> _Records from a collection of figures_
============================================================
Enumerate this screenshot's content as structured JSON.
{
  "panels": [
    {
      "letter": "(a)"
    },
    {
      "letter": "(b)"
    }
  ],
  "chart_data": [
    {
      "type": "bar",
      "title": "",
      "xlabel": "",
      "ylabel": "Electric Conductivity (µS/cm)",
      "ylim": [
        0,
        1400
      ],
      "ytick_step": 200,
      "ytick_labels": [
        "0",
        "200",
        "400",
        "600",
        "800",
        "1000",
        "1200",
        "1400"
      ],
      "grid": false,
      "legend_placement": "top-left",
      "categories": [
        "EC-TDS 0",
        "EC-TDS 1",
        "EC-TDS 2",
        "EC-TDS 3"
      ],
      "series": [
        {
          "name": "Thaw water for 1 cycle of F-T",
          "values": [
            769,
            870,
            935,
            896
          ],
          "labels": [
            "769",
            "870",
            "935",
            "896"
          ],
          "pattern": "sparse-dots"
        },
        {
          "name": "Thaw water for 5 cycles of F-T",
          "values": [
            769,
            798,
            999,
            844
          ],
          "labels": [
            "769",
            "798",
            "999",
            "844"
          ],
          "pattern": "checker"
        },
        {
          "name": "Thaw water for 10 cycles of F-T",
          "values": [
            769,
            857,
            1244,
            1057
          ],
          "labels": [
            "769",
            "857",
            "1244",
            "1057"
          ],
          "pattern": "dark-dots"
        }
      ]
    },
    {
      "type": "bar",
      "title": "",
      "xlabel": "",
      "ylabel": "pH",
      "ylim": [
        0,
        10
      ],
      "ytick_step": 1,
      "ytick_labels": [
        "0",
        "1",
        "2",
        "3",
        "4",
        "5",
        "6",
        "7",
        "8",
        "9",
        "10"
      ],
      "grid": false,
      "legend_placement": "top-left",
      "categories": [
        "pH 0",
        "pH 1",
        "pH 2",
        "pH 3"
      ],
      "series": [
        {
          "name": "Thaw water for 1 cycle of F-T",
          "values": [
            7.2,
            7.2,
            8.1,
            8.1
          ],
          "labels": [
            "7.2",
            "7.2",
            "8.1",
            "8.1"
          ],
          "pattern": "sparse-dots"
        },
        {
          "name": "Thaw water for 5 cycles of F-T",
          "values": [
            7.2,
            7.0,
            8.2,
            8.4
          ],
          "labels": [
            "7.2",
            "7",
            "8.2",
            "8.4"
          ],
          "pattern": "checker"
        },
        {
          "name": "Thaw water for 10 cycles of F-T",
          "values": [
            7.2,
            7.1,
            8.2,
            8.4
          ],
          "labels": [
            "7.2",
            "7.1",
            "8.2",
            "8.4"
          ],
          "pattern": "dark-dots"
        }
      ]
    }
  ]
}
============================================================
> _STATED TASK_
Please repeat all the records above exactly as they appear.

> _SOLUTION TO THE EXERCISE_
Enumerate this screenshot's content as structured JSON.
{
  "panels": [
    {
      "letter": "(a)"
    },
    {
      "letter": "(b)"
    }
  ],
  "chart_data": [
    {
      "type": "bar",
      "title": "",
      "xlabel": "",
      "ylabel": "Electric Conductivity (µS/cm)",
      "ylim": [
        0,
        1400
      ],
      "ytick_step": 200,
      "ytick_labels": [
        "0",
        "200",
        "400",
        "600",
        "800",
        "1000",
        "1200",
        "1400"
      ],
      "grid": false,
      "legend_placement": "top-left",
      "categories": [
        "EC-TDS 0",
        "EC-TDS 1",
        "EC-TDS 2",
        "EC-TDS 3"
      ],
      "series": [
        {
          "name": "Thaw water for 1 cycle of F-T",
          "values": [
            769,
            870,
            935,
            896
          ],
          "labels": [
            "769",
            "870",
            "935",
            "896"
          ],
          "pattern": "sparse-dots"
        },
        {
          "name": "Thaw water for 5 cycles of F-T",
          "values": [
            769,
            798,
            999,
            844
          ],
          "labels": [
            "769",
            "798",
            "999",
            "844"
          ],
          "pattern": "checker"
        },
        {
          "name": "Thaw water for 10 cycles of F-T",
          "values": [
            769,
            857,
            1244,
            1057
          ],
          "labels": [
            "769",
            "857",
            "1244",
            "1057"
          ],
          "pattern": "dark-dots"
        }
      ]
    },
    {
      "type": "bar",
      "title": "",
      "xlabel": "",
      "ylabel": "pH",
      "ylim": [
        0,
        10
      ],
      "ytick_step": 1,
      "ytick_labels": [
        "0",
        "1",
        "2",
        "3",
        "4",
        "5",
        "6",
        "7",
        "8",
        "9",
        "10"
      ],
      "grid": false,
      "legend_placement": "top-left",
      "categories": [
        "pH 0",
        "pH 1",
        "pH 2",
        "pH 3"
      ],
      "series": [
        {
          "name": "Thaw water for 1 cycle of F-T",
          "values": [
            7.2,
            7.2,
            8.1,
            8.1
          ],
          "labels": [
            "7.2",
            "7.2",
            "8.1",
            "8.1"
          ],
          "pattern": "sparse-dots"
        },
        {
          "name": "Thaw water for 5 cycles of F-T",
          "values": [
            7.2,
            7.0,
            8.2,
            8.4
          ],
          "labels": [
            "7.2",
            "7",
            "8.2",
            "8.4"
          ],
          "pattern": "checker"
        },
        {
          "name": "Thaw water for 10 cycles of F-T",
          "values": [
            7.2,
            7.1,
            8.2,
            8.4
          ],
          "labels": [
            "7.2",
            "7.1",
            "8.2",
            "8.4"
          ],
          "pattern": "dark-dots"
        }
      ]
    }
  ]
}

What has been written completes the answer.